| Your goal |
For the records below, give the count of lines holding the word "свидания" and nothing more.

(Dataset items)

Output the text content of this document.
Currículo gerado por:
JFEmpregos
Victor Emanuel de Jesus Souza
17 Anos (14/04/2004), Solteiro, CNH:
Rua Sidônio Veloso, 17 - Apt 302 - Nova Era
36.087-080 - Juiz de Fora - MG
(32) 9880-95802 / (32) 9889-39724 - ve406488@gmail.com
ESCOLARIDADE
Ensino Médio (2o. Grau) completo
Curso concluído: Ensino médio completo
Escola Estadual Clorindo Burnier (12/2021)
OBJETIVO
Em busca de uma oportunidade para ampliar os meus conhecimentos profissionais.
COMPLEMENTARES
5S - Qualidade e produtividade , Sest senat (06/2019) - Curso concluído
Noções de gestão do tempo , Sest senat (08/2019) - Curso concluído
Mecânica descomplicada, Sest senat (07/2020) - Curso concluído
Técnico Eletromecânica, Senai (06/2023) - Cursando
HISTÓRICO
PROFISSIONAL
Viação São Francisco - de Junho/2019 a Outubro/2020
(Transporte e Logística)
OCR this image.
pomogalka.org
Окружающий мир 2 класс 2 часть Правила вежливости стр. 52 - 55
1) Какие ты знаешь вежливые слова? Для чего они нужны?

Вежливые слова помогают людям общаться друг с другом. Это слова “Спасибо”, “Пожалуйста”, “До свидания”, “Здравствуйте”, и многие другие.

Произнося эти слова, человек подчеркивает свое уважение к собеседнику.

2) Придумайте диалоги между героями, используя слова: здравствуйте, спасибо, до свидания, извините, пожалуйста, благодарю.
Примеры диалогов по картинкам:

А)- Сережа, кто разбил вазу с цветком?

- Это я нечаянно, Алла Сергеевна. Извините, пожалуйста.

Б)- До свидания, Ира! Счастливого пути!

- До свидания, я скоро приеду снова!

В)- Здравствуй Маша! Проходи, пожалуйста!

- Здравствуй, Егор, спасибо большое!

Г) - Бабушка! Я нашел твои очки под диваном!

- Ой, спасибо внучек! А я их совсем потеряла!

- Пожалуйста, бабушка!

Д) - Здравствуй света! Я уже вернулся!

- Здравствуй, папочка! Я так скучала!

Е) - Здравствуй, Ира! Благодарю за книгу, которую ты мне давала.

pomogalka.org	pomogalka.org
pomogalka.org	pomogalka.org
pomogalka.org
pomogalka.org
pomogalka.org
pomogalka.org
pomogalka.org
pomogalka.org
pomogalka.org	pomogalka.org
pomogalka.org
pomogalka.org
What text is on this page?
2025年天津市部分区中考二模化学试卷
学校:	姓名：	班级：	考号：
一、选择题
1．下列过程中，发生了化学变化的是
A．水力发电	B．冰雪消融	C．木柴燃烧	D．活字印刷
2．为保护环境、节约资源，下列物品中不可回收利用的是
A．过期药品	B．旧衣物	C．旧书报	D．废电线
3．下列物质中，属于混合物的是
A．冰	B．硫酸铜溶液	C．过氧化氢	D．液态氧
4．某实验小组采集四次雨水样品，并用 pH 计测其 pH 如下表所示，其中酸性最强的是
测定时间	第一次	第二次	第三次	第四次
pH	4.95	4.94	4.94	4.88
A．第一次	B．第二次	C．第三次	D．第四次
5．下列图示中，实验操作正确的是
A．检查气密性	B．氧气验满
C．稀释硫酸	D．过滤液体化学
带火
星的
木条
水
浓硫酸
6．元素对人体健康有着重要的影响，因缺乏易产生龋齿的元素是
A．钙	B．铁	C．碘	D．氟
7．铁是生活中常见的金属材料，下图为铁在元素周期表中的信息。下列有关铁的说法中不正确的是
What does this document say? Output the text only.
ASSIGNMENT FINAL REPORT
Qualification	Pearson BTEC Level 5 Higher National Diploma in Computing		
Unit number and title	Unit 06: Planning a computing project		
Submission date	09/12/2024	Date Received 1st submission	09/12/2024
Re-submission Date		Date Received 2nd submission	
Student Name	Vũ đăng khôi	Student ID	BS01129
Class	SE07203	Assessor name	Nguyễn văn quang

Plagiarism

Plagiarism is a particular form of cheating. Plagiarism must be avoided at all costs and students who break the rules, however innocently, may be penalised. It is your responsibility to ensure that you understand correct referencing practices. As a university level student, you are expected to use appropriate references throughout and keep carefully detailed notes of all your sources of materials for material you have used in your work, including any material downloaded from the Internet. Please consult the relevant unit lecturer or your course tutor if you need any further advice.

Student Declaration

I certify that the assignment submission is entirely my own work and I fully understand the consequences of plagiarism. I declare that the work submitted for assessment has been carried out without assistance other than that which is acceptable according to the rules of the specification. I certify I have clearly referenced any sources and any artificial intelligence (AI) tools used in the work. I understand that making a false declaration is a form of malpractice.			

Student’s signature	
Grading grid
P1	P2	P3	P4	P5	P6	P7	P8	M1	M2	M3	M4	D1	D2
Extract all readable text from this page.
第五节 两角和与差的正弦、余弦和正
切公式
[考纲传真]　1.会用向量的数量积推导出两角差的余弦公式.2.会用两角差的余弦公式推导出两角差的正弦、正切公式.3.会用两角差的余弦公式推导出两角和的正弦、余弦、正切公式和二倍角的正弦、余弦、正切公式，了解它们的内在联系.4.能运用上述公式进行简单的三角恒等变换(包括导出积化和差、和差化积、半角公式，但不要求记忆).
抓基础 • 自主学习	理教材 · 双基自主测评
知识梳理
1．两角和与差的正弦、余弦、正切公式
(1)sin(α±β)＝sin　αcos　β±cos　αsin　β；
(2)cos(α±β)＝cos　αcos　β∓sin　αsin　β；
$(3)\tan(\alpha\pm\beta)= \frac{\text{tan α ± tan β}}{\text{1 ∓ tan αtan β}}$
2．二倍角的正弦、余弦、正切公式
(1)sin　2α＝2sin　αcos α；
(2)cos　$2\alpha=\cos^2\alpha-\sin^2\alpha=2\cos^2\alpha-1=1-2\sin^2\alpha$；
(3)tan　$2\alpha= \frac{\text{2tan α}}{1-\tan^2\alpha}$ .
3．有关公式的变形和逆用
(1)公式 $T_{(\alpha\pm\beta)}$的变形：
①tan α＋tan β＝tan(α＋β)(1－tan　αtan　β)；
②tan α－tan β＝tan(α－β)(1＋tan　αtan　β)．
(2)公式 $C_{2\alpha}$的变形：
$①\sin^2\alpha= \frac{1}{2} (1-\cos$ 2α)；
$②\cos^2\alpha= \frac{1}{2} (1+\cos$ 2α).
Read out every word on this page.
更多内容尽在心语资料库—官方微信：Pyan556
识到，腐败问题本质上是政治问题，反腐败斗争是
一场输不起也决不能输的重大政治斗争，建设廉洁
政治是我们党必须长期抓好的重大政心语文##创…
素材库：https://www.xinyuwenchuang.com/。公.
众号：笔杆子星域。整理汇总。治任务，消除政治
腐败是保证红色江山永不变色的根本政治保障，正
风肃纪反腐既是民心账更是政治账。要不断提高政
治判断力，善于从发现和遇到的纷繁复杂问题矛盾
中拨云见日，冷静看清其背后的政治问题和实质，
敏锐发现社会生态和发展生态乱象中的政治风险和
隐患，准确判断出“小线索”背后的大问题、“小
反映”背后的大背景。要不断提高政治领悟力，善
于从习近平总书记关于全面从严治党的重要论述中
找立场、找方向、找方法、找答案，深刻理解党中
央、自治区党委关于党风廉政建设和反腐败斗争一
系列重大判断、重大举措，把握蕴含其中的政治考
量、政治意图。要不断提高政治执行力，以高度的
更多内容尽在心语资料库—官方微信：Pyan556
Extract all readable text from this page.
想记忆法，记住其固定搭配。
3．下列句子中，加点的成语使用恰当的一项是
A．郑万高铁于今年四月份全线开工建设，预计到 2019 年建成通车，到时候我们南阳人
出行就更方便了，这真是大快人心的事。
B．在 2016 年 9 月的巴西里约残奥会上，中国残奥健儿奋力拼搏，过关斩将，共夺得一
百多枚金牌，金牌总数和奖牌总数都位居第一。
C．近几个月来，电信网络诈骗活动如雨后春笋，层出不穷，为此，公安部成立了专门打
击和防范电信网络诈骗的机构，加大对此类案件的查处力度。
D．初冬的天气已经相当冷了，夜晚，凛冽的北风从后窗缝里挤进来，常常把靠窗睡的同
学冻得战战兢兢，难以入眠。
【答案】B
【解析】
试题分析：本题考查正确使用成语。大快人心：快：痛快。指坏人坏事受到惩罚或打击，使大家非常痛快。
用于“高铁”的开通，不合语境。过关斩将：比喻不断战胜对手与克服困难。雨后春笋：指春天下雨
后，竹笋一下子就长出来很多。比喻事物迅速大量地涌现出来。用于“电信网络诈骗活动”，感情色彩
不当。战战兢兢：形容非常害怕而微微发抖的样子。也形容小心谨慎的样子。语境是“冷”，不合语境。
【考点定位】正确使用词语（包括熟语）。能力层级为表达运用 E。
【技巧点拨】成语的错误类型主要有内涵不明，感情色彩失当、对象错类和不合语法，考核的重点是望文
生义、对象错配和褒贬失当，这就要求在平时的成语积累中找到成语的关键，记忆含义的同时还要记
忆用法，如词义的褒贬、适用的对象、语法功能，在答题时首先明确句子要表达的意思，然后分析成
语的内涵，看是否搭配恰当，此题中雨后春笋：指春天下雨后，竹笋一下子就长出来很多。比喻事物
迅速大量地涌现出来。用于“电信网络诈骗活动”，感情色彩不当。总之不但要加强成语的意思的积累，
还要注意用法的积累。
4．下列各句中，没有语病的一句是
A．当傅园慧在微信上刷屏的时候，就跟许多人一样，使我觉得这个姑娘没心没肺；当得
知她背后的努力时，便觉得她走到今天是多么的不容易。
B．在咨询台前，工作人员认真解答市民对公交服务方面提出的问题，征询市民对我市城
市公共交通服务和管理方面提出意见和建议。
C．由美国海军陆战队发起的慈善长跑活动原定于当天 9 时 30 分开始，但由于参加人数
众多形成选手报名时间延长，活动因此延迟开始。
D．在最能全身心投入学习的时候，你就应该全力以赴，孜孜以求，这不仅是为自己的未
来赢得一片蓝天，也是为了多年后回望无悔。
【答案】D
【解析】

| Exercise solution |
4